** Stored rows **
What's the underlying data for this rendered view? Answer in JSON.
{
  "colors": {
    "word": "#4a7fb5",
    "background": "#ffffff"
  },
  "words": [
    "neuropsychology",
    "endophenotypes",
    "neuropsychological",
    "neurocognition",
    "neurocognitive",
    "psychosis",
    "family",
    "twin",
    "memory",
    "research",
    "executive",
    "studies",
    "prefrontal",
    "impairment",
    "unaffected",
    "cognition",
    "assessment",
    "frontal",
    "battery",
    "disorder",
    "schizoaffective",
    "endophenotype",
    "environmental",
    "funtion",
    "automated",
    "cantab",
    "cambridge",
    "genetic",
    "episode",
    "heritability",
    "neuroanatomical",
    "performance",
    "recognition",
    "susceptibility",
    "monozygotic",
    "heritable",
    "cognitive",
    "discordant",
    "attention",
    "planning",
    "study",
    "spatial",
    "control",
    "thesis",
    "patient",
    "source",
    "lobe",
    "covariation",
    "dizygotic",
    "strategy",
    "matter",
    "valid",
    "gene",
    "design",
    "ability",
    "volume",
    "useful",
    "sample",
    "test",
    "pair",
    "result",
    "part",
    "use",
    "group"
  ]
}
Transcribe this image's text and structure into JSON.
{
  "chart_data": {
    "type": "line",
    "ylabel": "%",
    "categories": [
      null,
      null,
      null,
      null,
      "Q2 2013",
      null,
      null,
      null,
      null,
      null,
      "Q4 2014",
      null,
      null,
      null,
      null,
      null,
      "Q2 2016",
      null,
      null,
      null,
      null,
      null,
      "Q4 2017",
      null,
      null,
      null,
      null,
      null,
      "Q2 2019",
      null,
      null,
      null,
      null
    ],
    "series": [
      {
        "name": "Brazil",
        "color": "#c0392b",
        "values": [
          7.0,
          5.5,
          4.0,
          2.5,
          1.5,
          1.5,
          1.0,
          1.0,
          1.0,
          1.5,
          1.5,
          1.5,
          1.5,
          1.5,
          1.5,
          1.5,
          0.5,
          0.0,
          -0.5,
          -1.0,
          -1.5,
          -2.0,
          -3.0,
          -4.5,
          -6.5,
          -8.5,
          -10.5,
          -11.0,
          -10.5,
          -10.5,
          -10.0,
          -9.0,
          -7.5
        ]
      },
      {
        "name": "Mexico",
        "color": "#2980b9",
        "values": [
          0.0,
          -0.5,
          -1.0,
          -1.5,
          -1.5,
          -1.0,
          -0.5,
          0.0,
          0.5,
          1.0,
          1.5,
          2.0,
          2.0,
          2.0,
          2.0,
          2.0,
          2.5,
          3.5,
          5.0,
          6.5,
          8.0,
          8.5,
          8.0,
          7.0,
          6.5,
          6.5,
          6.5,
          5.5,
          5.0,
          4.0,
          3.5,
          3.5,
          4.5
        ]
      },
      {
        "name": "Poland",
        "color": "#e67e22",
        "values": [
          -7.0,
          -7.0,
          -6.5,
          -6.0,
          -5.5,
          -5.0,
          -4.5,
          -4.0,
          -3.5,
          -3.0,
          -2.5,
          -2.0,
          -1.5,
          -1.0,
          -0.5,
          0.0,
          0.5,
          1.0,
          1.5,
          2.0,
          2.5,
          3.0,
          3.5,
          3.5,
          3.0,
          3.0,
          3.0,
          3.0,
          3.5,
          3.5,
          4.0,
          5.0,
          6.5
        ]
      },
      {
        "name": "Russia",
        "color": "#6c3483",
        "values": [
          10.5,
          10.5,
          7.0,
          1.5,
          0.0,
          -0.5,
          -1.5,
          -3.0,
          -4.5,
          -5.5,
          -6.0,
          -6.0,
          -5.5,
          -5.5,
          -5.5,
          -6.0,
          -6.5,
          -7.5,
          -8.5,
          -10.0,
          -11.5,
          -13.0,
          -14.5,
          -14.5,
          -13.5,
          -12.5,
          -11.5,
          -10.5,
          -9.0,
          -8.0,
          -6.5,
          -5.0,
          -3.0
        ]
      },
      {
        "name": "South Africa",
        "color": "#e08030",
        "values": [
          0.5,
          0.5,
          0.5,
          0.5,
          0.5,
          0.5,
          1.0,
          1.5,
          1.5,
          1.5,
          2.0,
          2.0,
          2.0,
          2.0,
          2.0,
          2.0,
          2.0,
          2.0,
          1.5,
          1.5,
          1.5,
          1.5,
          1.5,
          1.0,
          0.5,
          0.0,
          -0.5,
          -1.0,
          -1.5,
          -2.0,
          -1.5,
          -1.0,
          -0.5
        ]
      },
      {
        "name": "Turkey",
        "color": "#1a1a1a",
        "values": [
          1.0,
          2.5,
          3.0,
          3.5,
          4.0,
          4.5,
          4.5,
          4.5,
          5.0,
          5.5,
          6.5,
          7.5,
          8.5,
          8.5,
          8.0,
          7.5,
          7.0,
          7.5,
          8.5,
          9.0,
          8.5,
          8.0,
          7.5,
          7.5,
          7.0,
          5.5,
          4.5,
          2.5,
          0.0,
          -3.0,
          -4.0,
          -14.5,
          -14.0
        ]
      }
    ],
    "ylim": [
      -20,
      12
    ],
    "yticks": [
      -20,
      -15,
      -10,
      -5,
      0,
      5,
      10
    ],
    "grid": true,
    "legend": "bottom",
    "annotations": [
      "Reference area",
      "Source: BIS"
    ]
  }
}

** Exercise task **
Return the material exactly as it stands.

** Written response **
What's the underlying data for this rendered view? Answer in JSON.
{
  "colors": {
    "word": "#4a7fb5",
    "background": "#ffffff"
  },
  "words": [
    "neuropsychology",
    "endophenotypes",
    "neuropsychological",
    "neurocognition",
    "neurocognitive",
    "psychosis",
    "family",
    "twin",
    "memory",
    "research",
    "executive",
    "studies",
    "prefrontal",
    "impairment",
    "unaffected",
    "cognition",
    "assessment",
    "frontal",
    "battery",
    "disorder",
    "schizoaffective",
    "endophenotype",
    "environmental",
    "funtion",
    "automated",
    "cantab",
    "cambridge",
    "genetic",
    "episode",
    "heritability",
    "neuroanatomical",
    "performance",
    "recognition",
    "susceptibility",
    "monozygotic",
    "heritable",
    "cognitive",
    "discordant",
    "attention",
    "planning",
    "study",
    "spatial",
    "control",
    "thesis",
    "patient",
    "source",
    "lobe",
    "covariation",
    "dizygotic",
    "strategy",
    "matter",
    "valid",
    "gene",
    "design",
    "ability",
    "volume",
    "useful",
    "sample",
    "test",
    "pair",
    "result",
    "part",
    "use",
    "group"
  ]
}
Transcribe this image's text and structure into JSON.
{
  "chart_data": {
    "type": "line",
    "ylabel": "%",
    "categories": [
      null,
      null,
      null,
      null,
      "Q2 2013",
      null,
      null,
      null,
      null,
      null,
      "Q4 2014",
      null,
      null,
      null,
      null,
      null,
      "Q2 2016",
      null,
      null,
      null,
      null,
      null,
      "Q4 2017",
      null,
      null,
      null,
      null,
      null,
      "Q2 2019",
      null,
      null,
      null,
      null
    ],
    "series": [
      {
        "name": "Brazil",
        "color": "#c0392b",
        "values": [
          7.0,
          5.5,
          4.0,
          2.5,
          1.5,
          1.5,
          1.0,
          1.0,
          1.0,
          1.5,
          1.5,
          1.5,
          1.5,
          1.5,
          1.5,
          1.5,
          0.5,
          0.0,
          -0.5,
          -1.0,
          -1.5,
          -2.0,
          -3.0,
          -4.5,
          -6.5,
          -8.5,
          -10.5,
          -11.0,
          -10.5,
          -10.5,
          -10.0,
          -9.0,
          -7.5
        ]
      },
      {
        "name": "Mexico",
        "color": "#2980b9",
        "values": [
          0.0,
          -0.5,
          -1.0,
          -1.5,
          -1.5,
          -1.0,
          -0.5,
          0.0,
          0.5,
          1.0,
          1.5,
          2.0,
          2.0,
          2.0,
          2.0,
          2.0,
          2.5,
          3.5,
          5.0,
          6.5,
          8.0,
          8.5,
          8.0,
          7.0,
          6.5,
          6.5,
          6.5,
          5.5,
          5.0,
          4.0,
          3.5,
          3.5,
          4.5
        ]
      },
      {
        "name": "Poland",
        "color": "#e67e22",
        "values": [
          -7.0,
          -7.0,
          -6.5,
          -6.0,
          -5.5,
          -5.0,
          -4.5,
          -4.0,
          -3.5,
          -3.0,
          -2.5,
          -2.0,
          -1.5,
          -1.0,
          -0.5,
          0.0,
          0.5,
          1.0,
          1.5,
          2.0,
          2.5,
          3.0,
          3.5,
          3.5,
          3.0,
          3.0,
          3.0,
          3.0,
          3.5,
          3.5,
          4.0,
          5.0,
          6.5
        ]
      },
      {
        "name": "Russia",
        "color": "#6c3483",
        "values": [
          10.5,
          10.5,
          7.0,
          1.5,
          0.0,
          -0.5,
          -1.5,
          -3.0,
          -4.5,
          -5.5,
          -6.0,
          -6.0,
          -5.5,
          -5.5,
          -5.5,
          -6.0,
          -6.5,
          -7.5,
          -8.5,
          -10.0,
          -11.5,
          -13.0,
          -14.5,
          -14.5,
          -13.5,
          -12.5,
          -11.5,
          -10.5,
          -9.0,
          -8.0,
          -6.5,
          -5.0,
          -3.0
        ]
      },
      {
        "name": "South Africa",
        "color": "#e08030",
        "values": [
          0.5,
          0.5,
          0.5,
          0.5,
          0.5,
          0.5,
          1.0,
          1.5,
          1.5,
          1.5,
          2.0,
          2.0,
          2.0,
          2.0,
          2.0,
          2.0,
          2.0,
          2.0,
          1.5,
          1.5,
          1.5,
          1.5,
          1.5,
          1.0,
          0.5,
          0.0,
          -0.5,
          -1.0,
          -1.5,
          -2.0,
          -1.5,
          -1.0,
          -0.5
        ]
      },
      {
        "name": "Turkey",
        "color": "#1a1a1a",
        "values": [
          1.0,
          2.5,
          3.0,
          3.5,
          4.0,
          4.5,
          4.5,
          4.5,
          5.0,
          5.5,
          6.5,
          7.5,
          8.5,
          8.5,
          8.0,
          7.5,
          7.0,
          7.5,
          8.5,
          9.0,
          8.5,
          8.0,
          7.5,
          7.5,
          7.0,
          5.5,
          4.5,
          2.5,
          0.0,
          -3.0,
          -4.0,
          -14.5,
          -14.0
        ]
      }
    ],
    "ylim": [
      -20,
      12
    ],
    "yticks": [
      -20,
      -15,
      -10,
      -5,
      0,
      5,
      10
    ],
    "grid": true,
    "legend": "bottom",
    "annotations": [
      "Reference area",
      "Source: BIS"
    ]
  }
}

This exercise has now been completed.